*Istruzioni*. Riscrivi le righe dei record dalla riga che contiene "318, 419, 339]" alla riga che contiene "335, 355, 338]", sostituendo "tick-mark" con "segno-tacca" e lasciando invariato tutto il resto.

===

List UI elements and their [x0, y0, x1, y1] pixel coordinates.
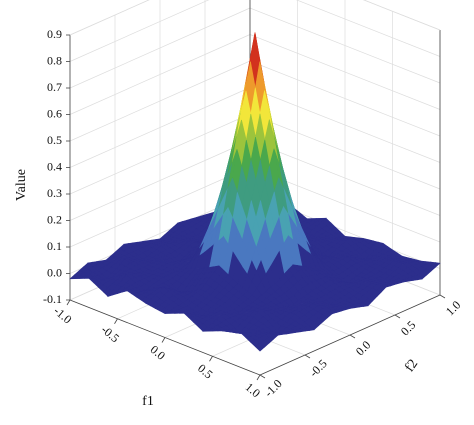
y-tick-label: 0.5	[398, 318, 419, 339]
tick-mark	[210, 356, 213, 361]
y-tick-label: 0.0	[353, 338, 374, 359]
z-tick-label: 0.2	[47, 212, 62, 226]
tick-mark	[395, 315, 400, 318]
z-tick-label: 0.5	[47, 133, 62, 147]
y-tick-label: -0.5	[306, 356, 329, 379]
y-tick-label: 1.0	[443, 298, 464, 319]
z-tick-label: 0.9	[47, 27, 62, 41]
tick-mark	[440, 295, 445, 298]
z-tick-label: 0.1	[47, 239, 62, 253]
x-tick-label: 0.0	[148, 342, 168, 362]
z-tick-label: 0.0	[47, 265, 62, 279]
x-tick-label: -0.5	[99, 322, 123, 345]
tick-mark	[67, 300, 70, 305]
y-tick-label: -1.0	[261, 376, 284, 399]
z-tick-label: 0.3	[47, 186, 62, 200]
tick-mark	[350, 335, 355, 338]
z-axis-label: Value	[14, 169, 29, 201]
x-tick-label: 1.0	[243, 380, 263, 400]
tick-mark	[257, 375, 260, 380]
tick-mark	[115, 319, 118, 324]
z-tick-label: 0.4	[47, 159, 62, 173]
tick-mark	[260, 375, 265, 378]
x-tick-label: -1.0	[51, 304, 75, 327]
z-tick-label: 0.8	[47, 53, 62, 67]
tick-mark	[162, 338, 165, 343]
x-axis-label: f1	[142, 394, 154, 409]
tick-mark	[305, 355, 310, 358]
z-tick-label: 0.6	[47, 106, 62, 120]
y-axis-label: f2	[402, 357, 421, 375]
x-tick-label: 0.5	[195, 361, 215, 381]
z-tick-label: 0.7	[47, 80, 62, 94]
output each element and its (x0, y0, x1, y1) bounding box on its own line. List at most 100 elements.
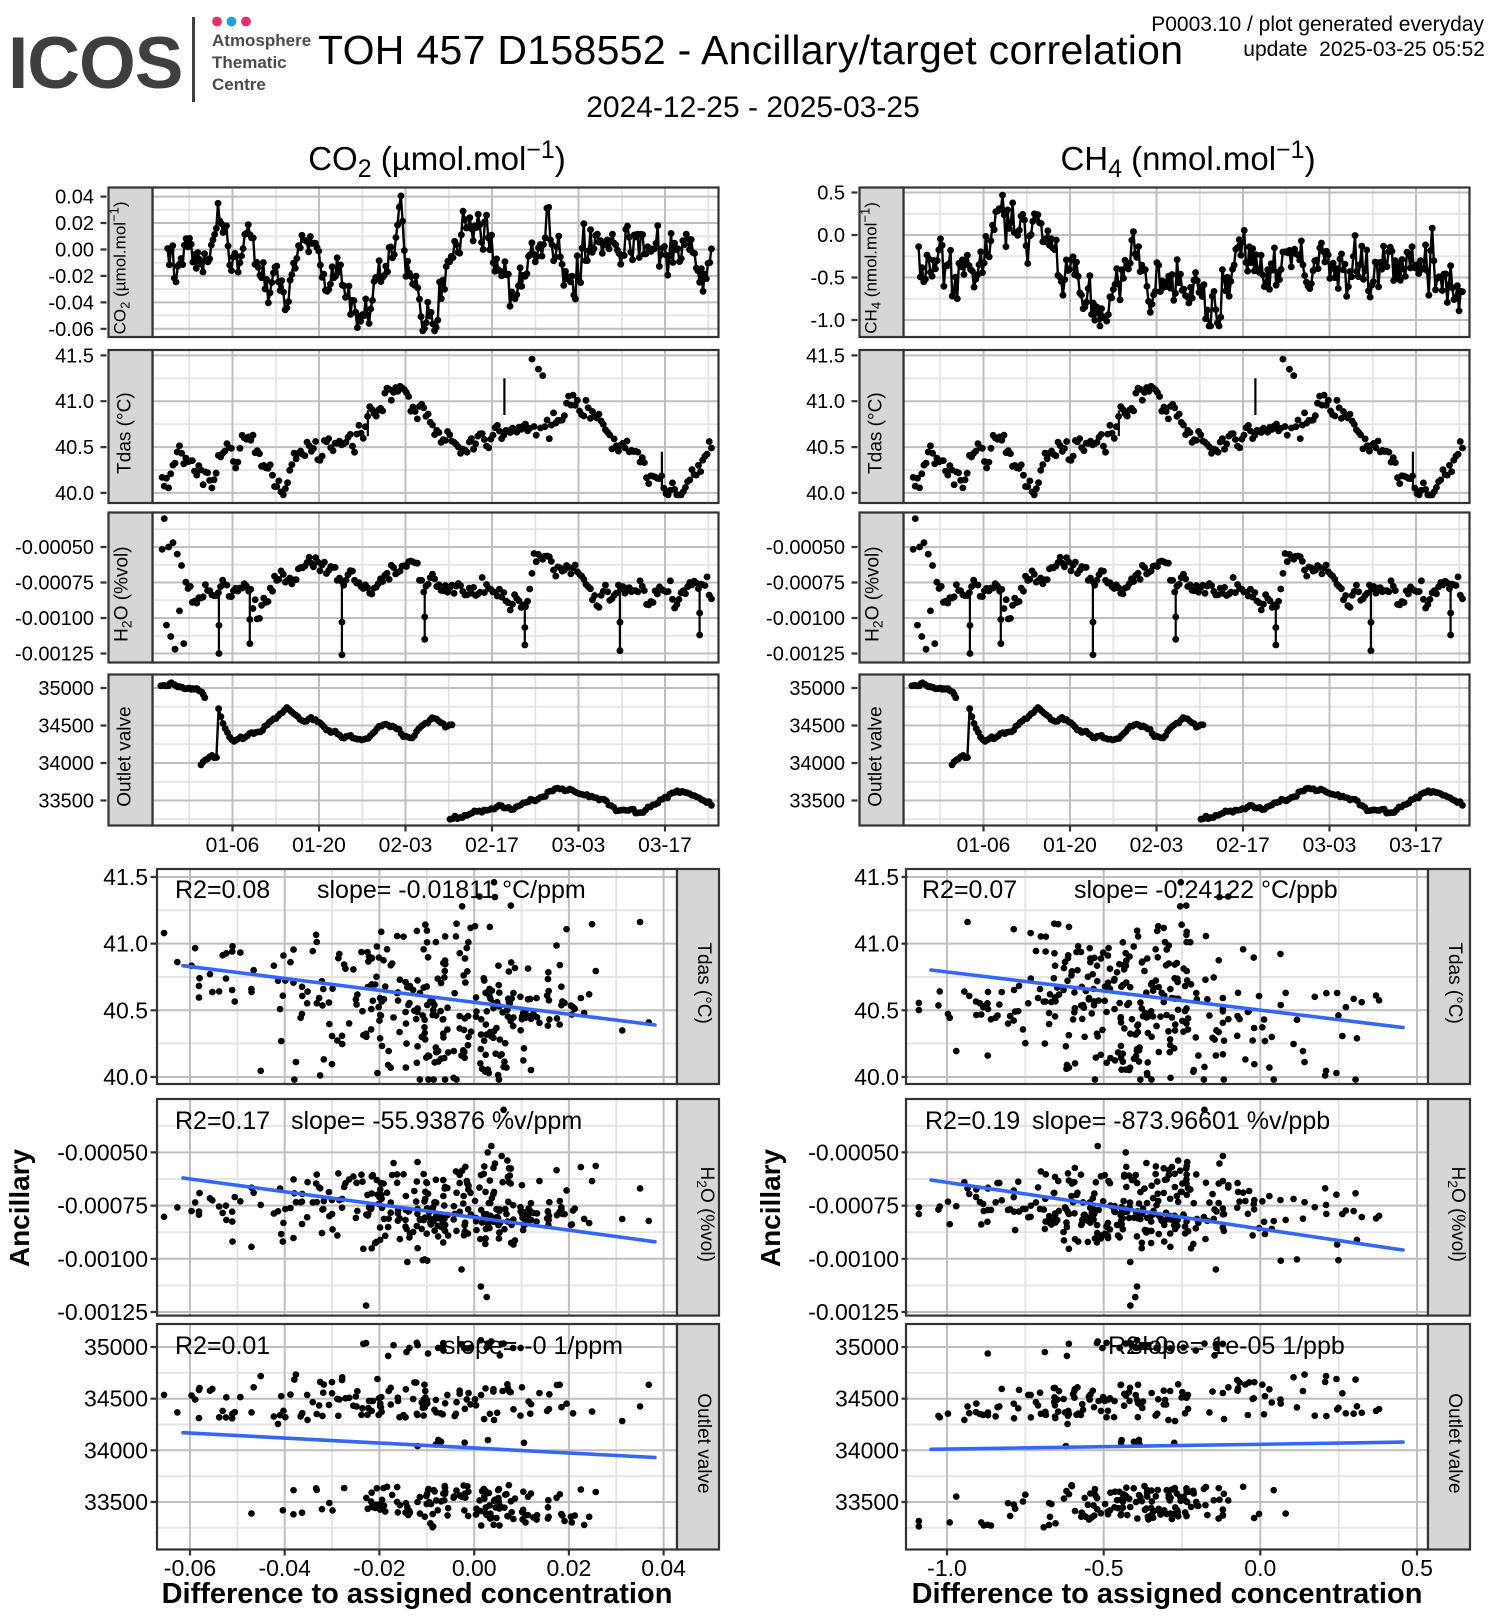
svg-text:-0.02: -0.02 (48, 266, 94, 288)
svg-text:Thematic: Thematic (212, 53, 287, 72)
svg-text:41.0: 41.0 (103, 931, 148, 957)
svg-text:0.02: 0.02 (547, 1555, 592, 1581)
svg-text:41.5: 41.5 (103, 864, 148, 890)
svg-text:-1.0: -1.0 (811, 310, 845, 332)
svg-text:R2=0.17: R2=0.17 (175, 1107, 270, 1135)
svg-text:Ancillary: Ancillary (755, 1148, 786, 1267)
svg-text:34000: 34000 (84, 1437, 148, 1463)
svg-text:-0.00050: -0.00050 (15, 537, 94, 559)
svg-text:TOH 457 D158552 - Ancillary/ta: TOH 457 D158552 - Ancillary/target corre… (318, 27, 1183, 73)
svg-text:-0.00100: -0.00100 (808, 1246, 899, 1272)
svg-text:34000: 34000 (789, 753, 845, 775)
svg-text:35000: 35000 (835, 1334, 899, 1360)
svg-text:33500: 33500 (835, 1489, 899, 1515)
svg-text:01-06: 01-06 (957, 834, 1011, 857)
svg-text:40.5: 40.5 (55, 437, 94, 459)
svg-text:-0.00075: -0.00075 (766, 573, 845, 595)
svg-text:-0.04: -0.04 (48, 292, 94, 314)
svg-text:-0.00100: -0.00100 (15, 608, 94, 630)
svg-text:H2O (%vol): H2O (%vol) (1445, 1166, 1468, 1261)
svg-text:03-03: 03-03 (552, 834, 606, 857)
svg-text:Outlet valve: Outlet valve (115, 706, 136, 806)
svg-text:40.5: 40.5 (854, 997, 899, 1023)
svg-text:35000: 35000 (38, 678, 94, 700)
svg-text:33500: 33500 (84, 1489, 148, 1515)
svg-text:R2=0: R2=0 (1108, 1332, 1168, 1360)
svg-text:-0.5: -0.5 (1084, 1555, 1124, 1581)
svg-text:CO2 (µmol.mol−1): CO2 (µmol.mol−1) (107, 201, 133, 334)
svg-text:P0003.10 / plot generated ever: P0003.10 / plot generated everyday (1151, 13, 1484, 36)
svg-text:Tdas (°C): Tdas (°C) (693, 942, 714, 1024)
svg-text:0.02: 0.02 (55, 213, 94, 235)
svg-text:0.0: 0.0 (1244, 1555, 1276, 1581)
svg-text:-0.00125: -0.00125 (766, 644, 845, 666)
svg-text:41.5: 41.5 (55, 345, 94, 367)
svg-text:0.00: 0.00 (452, 1555, 497, 1581)
svg-text:0.5: 0.5 (1401, 1555, 1433, 1581)
svg-text:33500: 33500 (789, 791, 845, 813)
svg-text:-0.00075: -0.00075 (57, 1193, 148, 1219)
svg-text:slope= -0.01811 °C/ppm: slope= -0.01811 °C/ppm (317, 876, 586, 904)
svg-text:CO2 (µmol.mol−1): CO2 (µmol.mol−1) (308, 136, 566, 183)
svg-text:slope= -873.96601 %v/ppb: slope= -873.96601 %v/ppb (1032, 1107, 1330, 1135)
svg-text:02-17: 02-17 (465, 834, 519, 857)
svg-text:40.0: 40.0 (55, 483, 94, 505)
svg-text:0.5: 0.5 (817, 183, 845, 205)
svg-text:01-06: 01-06 (206, 834, 260, 857)
svg-text:34500: 34500 (835, 1386, 899, 1412)
svg-text:0.0: 0.0 (817, 225, 845, 247)
svg-text:R2=0.07: R2=0.07 (922, 876, 1017, 904)
svg-text:CH4 (nmol.mol−1): CH4 (nmol.mol−1) (1060, 136, 1315, 183)
svg-text:0.04: 0.04 (55, 187, 94, 209)
svg-text:2024-12-25 - 2025-03-25: 2024-12-25 - 2025-03-25 (586, 91, 920, 124)
svg-text:Difference to assigned concent: Difference to assigned concentration (912, 1578, 1423, 1610)
svg-text:34500: 34500 (789, 716, 845, 738)
svg-text:34000: 34000 (38, 753, 94, 775)
svg-text:41.0: 41.0 (806, 391, 845, 413)
svg-text:02-03: 02-03 (1130, 834, 1184, 857)
svg-text:40.5: 40.5 (103, 997, 148, 1023)
svg-text:01-20: 01-20 (1043, 834, 1097, 857)
svg-text:40.0: 40.0 (806, 483, 845, 505)
svg-text:03-17: 03-17 (1389, 834, 1443, 857)
svg-text:-0.06: -0.06 (164, 1555, 216, 1581)
svg-text:-0.06: -0.06 (48, 319, 94, 341)
svg-text:Ancillary: Ancillary (4, 1148, 35, 1267)
svg-text:Difference to assigned concent: Difference to assigned concentration (162, 1578, 673, 1610)
svg-text:-0.00075: -0.00075 (808, 1193, 899, 1219)
svg-text:H2O (%vol): H2O (%vol) (112, 546, 135, 641)
svg-text:R2=0.19: R2=0.19 (925, 1107, 1020, 1135)
svg-text:Tdas (°C): Tdas (°C) (115, 392, 136, 474)
svg-text:slope= -55.93876 %v/ppm: slope= -55.93876 %v/ppm (291, 1107, 582, 1135)
svg-text:34500: 34500 (38, 716, 94, 738)
svg-text:update 2025-03-25 05:52: update 2025-03-25 05:52 (1243, 38, 1485, 61)
svg-text:0.04: 0.04 (641, 1555, 686, 1581)
svg-text:-0.00075: -0.00075 (15, 573, 94, 595)
svg-text:-0.00125: -0.00125 (57, 1299, 148, 1325)
svg-text:Tdas (°C): Tdas (°C) (1444, 942, 1465, 1024)
svg-text:H2O (%vol): H2O (%vol) (694, 1166, 717, 1261)
svg-text:35000: 35000 (789, 678, 845, 700)
svg-text:-0.00100: -0.00100 (57, 1246, 148, 1272)
svg-text:slope= 1e-05 1/ppb: slope= 1e-05 1/ppb (1130, 1332, 1345, 1360)
svg-text:02-17: 02-17 (1216, 834, 1270, 857)
svg-text:01-20: 01-20 (292, 834, 346, 857)
svg-text:R2=0.08: R2=0.08 (175, 876, 270, 904)
svg-text:03-03: 03-03 (1303, 834, 1357, 857)
svg-text:41.5: 41.5 (806, 345, 845, 367)
svg-text:40.0: 40.0 (103, 1064, 148, 1090)
svg-text:Atmosphere: Atmosphere (212, 31, 311, 50)
svg-text:41.0: 41.0 (854, 931, 899, 957)
svg-text:H2O (%vol): H2O (%vol) (863, 546, 886, 641)
svg-text:-0.00050: -0.00050 (57, 1139, 148, 1165)
svg-text:ICOS: ICOS (8, 23, 182, 104)
svg-text:41.5: 41.5 (854, 864, 899, 890)
svg-text:40.0: 40.0 (854, 1064, 899, 1090)
svg-text:-1.0: -1.0 (927, 1555, 967, 1581)
svg-text:40.5: 40.5 (806, 437, 845, 459)
svg-text:Outlet valve: Outlet valve (1444, 1393, 1465, 1493)
svg-text:34000: 34000 (835, 1437, 899, 1463)
svg-text:-0.00050: -0.00050 (808, 1139, 899, 1165)
svg-text:slope= -0.24122 °C/ppb: slope= -0.24122 °C/ppb (1074, 876, 1338, 904)
svg-text:-0.02: -0.02 (353, 1555, 405, 1581)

===

*Risposta corretta*.
y-tick-label: 0.5	[398, 318, 419, 339]
segno-tacca	[210, 356, 213, 361]
y-tick-label: 0.0	[353, 338, 374, 359]
z-tick-label: 0.2	[47, 212, 62, 226]
segno-tacca	[395, 315, 400, 318]
z-tick-label: 0.5	[47, 133, 62, 147]
y-tick-label: -0.5	[306, 356, 329, 379]
y-tick-label: 1.0	[443, 298, 464, 319]
z-tick-label: 0.9	[47, 27, 62, 41]
segno-tacca	[440, 295, 445, 298]
z-tick-label: 0.1	[47, 239, 62, 253]
x-tick-label: 0.0	[148, 342, 168, 362]
z-tick-label: 0.0	[47, 265, 62, 279]
x-tick-label: -0.5	[99, 322, 123, 345]
segno-tacca	[67, 300, 70, 305]
y-tick-label: -1.0	[261, 376, 284, 399]
z-tick-label: 0.3	[47, 186, 62, 200]
segno-tacca	[350, 335, 355, 338]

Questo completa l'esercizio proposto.